• _Exercise task_: Select from the data all lines with the word "marker".

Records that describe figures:
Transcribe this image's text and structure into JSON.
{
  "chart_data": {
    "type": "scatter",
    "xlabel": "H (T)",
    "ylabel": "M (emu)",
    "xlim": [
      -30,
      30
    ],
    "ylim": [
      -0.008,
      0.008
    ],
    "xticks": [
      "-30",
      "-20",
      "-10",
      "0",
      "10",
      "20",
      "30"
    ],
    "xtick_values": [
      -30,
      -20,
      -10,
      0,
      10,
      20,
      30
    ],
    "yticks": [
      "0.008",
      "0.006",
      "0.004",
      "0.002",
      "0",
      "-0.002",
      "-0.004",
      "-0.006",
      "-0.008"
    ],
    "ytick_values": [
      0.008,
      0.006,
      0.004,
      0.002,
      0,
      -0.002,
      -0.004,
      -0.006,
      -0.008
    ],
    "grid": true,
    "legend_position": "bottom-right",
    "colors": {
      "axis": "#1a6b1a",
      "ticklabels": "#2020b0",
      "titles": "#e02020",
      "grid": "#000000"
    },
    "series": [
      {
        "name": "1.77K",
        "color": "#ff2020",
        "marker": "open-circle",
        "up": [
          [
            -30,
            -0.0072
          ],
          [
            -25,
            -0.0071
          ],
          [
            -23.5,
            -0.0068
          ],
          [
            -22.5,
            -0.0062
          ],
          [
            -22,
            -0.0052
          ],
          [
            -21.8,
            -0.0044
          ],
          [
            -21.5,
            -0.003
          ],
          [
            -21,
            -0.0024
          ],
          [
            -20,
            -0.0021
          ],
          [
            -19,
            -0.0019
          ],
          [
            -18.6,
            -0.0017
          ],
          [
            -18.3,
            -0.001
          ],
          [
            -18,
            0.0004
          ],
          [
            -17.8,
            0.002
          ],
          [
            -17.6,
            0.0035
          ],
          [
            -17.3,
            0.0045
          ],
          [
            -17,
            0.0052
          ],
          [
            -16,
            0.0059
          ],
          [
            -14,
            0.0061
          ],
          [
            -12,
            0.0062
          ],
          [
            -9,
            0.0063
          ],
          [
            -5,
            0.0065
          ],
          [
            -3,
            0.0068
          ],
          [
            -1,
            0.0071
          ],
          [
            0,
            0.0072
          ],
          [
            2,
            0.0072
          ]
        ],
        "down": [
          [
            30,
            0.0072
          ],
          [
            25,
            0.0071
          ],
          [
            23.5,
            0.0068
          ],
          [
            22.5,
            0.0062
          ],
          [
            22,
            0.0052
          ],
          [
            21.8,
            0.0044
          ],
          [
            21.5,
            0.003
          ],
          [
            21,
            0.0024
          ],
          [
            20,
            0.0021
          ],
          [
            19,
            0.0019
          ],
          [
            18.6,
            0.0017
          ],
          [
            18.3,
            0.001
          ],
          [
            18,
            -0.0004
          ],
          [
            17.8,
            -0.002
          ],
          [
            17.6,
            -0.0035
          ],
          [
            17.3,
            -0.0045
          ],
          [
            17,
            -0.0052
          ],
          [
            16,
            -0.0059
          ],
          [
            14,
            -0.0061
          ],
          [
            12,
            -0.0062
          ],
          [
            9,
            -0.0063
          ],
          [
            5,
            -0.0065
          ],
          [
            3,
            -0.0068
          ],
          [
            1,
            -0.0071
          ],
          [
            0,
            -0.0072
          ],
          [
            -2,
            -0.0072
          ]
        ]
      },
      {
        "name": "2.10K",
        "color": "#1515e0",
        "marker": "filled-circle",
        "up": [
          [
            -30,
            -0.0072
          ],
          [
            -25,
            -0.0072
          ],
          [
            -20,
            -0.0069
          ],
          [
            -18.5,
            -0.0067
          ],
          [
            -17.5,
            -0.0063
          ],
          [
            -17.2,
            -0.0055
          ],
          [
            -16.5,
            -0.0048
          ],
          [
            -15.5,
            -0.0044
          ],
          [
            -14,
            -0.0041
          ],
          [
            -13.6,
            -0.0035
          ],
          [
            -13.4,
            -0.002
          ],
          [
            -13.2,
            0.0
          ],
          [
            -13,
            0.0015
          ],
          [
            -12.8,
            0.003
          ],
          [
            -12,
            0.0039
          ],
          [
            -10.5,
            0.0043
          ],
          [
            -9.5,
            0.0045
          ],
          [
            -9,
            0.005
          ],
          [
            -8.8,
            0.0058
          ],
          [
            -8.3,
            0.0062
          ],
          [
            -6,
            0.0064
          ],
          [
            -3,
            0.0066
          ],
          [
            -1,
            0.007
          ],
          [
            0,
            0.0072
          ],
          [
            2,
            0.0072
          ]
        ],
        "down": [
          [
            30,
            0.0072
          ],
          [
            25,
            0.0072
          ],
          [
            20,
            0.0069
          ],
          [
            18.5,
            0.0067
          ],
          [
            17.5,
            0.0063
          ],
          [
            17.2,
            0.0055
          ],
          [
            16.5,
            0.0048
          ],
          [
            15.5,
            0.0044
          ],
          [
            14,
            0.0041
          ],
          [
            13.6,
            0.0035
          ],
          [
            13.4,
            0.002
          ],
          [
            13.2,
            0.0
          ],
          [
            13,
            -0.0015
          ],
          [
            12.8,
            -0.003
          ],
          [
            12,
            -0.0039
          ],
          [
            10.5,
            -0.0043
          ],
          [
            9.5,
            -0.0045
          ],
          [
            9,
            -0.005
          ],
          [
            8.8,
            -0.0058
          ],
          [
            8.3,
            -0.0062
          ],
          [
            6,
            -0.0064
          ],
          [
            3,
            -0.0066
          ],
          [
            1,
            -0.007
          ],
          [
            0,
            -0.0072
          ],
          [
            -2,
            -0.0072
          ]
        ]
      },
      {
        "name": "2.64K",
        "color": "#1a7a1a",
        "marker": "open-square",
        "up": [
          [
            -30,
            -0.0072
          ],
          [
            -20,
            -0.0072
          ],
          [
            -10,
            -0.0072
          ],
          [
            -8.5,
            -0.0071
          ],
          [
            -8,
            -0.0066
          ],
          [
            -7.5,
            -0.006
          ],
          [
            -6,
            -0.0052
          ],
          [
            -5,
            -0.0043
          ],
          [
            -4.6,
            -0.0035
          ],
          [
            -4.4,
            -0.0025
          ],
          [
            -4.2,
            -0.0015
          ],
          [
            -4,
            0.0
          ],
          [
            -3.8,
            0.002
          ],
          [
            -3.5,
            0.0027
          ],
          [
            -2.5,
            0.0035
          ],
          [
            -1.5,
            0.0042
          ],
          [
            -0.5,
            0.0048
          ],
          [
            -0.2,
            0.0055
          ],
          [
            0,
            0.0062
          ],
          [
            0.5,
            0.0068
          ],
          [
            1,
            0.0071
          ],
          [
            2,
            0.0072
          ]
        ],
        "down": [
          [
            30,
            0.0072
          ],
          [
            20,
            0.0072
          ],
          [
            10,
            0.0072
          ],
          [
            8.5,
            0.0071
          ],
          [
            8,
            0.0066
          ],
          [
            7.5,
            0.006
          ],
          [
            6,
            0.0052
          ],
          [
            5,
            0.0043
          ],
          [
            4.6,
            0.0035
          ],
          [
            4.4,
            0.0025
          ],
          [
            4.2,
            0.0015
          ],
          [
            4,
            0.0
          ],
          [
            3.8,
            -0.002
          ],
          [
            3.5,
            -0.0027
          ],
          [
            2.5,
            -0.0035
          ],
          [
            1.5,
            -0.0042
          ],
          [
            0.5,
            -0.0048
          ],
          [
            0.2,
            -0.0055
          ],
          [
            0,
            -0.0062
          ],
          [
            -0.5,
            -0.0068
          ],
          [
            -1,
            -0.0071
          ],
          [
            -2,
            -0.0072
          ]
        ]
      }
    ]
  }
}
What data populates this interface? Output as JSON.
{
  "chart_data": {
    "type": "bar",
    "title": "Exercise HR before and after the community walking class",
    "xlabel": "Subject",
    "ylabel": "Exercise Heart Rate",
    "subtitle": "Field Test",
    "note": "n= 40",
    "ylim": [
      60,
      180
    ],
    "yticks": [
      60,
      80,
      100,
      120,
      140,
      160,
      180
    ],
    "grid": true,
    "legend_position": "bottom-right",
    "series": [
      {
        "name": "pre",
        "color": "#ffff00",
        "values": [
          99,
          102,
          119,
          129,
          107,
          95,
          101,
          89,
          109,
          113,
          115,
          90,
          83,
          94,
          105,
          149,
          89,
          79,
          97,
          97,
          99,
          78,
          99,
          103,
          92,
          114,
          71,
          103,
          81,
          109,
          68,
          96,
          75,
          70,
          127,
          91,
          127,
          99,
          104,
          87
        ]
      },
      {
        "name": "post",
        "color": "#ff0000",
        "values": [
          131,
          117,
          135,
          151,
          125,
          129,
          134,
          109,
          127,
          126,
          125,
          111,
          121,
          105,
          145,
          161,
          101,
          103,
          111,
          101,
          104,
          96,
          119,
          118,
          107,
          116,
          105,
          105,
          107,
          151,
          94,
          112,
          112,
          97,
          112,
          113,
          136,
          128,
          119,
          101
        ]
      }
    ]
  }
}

• _Output for this exercise_:
        "marker": "open-circle",
        "marker": "filled-circle",
        "marker": "open-square",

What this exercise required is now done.